### What to produce:
Lines containing the word "Castro" are the ones to copy from the records below.

### Data provided:
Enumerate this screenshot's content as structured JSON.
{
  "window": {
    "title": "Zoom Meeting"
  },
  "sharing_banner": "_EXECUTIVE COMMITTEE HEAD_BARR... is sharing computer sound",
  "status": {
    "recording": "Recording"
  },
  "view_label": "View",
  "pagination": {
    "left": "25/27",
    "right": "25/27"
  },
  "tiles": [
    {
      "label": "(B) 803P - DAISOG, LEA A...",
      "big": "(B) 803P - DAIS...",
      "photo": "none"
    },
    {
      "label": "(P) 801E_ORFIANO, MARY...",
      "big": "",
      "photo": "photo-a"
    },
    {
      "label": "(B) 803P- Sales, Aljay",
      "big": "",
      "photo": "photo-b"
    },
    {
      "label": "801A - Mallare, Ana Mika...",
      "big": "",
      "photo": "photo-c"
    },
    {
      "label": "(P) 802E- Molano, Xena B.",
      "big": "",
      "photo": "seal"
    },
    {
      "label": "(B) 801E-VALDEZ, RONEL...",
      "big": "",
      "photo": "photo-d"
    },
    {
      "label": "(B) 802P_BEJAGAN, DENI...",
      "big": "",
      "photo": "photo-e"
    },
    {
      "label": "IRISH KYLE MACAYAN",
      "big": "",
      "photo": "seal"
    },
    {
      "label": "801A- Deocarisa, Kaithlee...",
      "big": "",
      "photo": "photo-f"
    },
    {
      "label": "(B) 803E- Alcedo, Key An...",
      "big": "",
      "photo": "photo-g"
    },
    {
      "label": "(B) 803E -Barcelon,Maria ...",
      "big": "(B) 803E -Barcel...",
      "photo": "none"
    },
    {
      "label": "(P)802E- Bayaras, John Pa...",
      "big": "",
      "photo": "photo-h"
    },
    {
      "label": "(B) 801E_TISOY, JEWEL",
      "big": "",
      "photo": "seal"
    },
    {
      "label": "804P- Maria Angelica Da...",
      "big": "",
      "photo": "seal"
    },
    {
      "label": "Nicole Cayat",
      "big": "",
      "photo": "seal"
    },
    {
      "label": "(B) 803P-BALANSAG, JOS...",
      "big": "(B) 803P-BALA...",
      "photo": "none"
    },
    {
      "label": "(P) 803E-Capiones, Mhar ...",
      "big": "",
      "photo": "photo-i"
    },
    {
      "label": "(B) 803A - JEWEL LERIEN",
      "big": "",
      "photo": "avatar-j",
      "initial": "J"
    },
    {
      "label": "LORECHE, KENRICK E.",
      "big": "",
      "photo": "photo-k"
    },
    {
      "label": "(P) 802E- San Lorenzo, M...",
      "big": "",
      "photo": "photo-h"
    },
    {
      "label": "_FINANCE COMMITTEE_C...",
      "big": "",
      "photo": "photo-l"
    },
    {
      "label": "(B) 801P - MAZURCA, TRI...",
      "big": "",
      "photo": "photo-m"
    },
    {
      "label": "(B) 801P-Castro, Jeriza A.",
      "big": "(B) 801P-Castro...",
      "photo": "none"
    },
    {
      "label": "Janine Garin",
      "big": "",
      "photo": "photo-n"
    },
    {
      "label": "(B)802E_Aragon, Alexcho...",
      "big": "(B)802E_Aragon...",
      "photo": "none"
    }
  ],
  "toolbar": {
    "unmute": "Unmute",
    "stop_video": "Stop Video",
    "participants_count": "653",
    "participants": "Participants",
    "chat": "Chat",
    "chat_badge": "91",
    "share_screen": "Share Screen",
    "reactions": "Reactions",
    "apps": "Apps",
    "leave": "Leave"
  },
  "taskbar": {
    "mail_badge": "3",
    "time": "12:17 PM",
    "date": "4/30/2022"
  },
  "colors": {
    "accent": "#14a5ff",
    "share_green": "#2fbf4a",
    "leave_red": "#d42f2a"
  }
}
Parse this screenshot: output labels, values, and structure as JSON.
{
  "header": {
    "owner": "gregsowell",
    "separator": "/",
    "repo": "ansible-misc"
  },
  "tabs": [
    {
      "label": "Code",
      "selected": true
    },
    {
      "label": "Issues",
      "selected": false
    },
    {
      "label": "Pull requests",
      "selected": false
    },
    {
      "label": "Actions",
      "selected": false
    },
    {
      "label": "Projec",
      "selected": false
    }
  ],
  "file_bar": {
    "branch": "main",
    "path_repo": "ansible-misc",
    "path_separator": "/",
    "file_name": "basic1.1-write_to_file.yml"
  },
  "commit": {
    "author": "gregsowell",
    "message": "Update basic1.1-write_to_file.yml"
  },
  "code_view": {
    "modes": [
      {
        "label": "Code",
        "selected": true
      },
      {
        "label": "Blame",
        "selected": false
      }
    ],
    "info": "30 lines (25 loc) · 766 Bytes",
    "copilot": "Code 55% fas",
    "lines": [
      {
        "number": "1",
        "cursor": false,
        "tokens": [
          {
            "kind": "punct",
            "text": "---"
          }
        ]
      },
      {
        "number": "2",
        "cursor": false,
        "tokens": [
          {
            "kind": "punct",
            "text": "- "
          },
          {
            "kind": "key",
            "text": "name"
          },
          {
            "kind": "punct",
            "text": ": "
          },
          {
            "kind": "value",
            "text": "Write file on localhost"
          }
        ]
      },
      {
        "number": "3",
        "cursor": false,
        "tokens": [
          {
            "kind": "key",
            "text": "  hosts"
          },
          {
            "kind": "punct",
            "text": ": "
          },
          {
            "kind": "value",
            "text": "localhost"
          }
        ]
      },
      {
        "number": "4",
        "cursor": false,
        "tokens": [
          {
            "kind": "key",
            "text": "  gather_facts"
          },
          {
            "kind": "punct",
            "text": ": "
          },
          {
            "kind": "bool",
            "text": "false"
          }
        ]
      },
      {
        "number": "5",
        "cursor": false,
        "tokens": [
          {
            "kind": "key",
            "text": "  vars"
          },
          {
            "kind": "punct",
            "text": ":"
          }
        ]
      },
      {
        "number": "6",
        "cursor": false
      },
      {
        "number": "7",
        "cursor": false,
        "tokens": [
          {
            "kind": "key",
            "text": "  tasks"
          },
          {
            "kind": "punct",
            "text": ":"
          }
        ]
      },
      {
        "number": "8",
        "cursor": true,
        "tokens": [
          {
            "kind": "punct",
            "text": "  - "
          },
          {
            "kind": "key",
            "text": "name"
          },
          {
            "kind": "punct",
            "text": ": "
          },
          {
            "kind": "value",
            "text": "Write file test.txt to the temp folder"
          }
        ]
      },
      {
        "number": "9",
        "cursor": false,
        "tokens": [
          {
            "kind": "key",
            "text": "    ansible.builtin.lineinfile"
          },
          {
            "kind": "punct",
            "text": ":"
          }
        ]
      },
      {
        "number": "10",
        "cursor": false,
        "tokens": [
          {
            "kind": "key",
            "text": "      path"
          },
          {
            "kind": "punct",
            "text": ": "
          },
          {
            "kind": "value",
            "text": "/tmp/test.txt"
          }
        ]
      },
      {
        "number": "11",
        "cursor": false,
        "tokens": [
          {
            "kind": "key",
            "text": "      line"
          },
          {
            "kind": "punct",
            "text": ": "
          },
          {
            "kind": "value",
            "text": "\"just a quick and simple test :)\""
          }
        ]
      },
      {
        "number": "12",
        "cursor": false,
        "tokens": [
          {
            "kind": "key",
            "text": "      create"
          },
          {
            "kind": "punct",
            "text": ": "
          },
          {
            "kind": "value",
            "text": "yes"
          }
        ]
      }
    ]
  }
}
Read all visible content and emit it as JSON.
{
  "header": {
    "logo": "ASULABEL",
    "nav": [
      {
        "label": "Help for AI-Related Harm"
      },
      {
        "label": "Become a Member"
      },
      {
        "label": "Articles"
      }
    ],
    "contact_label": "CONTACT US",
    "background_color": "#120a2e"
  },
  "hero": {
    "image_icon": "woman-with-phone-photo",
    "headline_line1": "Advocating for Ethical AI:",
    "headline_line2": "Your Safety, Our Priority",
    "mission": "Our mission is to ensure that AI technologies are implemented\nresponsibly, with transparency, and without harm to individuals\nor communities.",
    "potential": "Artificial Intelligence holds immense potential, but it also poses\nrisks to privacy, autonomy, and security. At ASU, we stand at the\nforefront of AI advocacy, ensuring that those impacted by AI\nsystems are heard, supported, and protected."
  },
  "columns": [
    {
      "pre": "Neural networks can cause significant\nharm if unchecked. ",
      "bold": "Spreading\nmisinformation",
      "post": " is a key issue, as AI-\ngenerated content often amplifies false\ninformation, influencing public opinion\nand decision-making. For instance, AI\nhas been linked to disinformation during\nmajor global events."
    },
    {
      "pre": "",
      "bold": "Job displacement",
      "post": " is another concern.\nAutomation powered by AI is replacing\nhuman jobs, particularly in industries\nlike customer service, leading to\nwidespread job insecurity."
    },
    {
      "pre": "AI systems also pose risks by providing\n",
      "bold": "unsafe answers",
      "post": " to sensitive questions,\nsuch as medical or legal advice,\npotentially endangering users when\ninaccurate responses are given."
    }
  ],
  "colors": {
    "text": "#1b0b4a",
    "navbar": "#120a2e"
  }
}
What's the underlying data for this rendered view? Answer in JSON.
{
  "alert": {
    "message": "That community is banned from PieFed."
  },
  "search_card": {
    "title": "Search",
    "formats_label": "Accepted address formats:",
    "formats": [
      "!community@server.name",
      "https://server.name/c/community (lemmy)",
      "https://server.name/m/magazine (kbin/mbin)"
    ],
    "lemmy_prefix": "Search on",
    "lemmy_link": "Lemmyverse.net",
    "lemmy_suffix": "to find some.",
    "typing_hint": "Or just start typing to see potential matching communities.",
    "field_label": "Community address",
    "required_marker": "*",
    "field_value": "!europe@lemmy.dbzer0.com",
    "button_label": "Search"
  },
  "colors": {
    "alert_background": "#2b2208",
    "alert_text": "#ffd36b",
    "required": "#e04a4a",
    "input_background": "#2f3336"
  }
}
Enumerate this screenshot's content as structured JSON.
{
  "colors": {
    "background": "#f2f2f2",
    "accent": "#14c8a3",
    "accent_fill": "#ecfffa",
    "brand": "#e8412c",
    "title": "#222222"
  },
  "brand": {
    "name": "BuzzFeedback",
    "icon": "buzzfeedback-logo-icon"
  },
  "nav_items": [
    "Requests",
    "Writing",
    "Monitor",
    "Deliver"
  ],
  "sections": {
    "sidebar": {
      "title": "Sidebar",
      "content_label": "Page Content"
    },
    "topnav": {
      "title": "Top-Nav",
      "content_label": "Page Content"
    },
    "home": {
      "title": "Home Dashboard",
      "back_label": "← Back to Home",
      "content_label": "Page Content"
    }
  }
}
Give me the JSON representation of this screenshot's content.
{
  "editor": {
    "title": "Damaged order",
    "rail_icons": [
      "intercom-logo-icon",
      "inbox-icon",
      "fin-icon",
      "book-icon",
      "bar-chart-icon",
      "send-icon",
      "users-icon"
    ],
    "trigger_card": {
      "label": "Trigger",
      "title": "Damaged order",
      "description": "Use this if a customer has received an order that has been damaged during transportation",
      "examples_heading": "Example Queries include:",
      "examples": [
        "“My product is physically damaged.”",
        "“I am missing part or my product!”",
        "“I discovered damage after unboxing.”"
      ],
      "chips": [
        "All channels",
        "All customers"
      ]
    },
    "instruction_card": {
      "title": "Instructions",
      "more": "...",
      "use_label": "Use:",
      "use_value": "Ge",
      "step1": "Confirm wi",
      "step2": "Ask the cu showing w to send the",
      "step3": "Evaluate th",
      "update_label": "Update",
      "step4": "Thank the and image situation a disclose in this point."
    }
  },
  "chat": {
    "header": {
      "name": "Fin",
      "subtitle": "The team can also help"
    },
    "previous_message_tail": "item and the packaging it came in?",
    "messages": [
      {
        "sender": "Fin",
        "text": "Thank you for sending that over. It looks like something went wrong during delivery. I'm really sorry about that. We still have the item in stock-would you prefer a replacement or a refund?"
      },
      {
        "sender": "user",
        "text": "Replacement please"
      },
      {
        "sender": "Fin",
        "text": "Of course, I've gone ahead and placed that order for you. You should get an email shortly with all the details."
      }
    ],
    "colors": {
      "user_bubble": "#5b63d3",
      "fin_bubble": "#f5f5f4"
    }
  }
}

### Correct result:
      "label": "(B) 801P-Castro, Jeriza A.",
      "big": "(B) 801P-Castro...",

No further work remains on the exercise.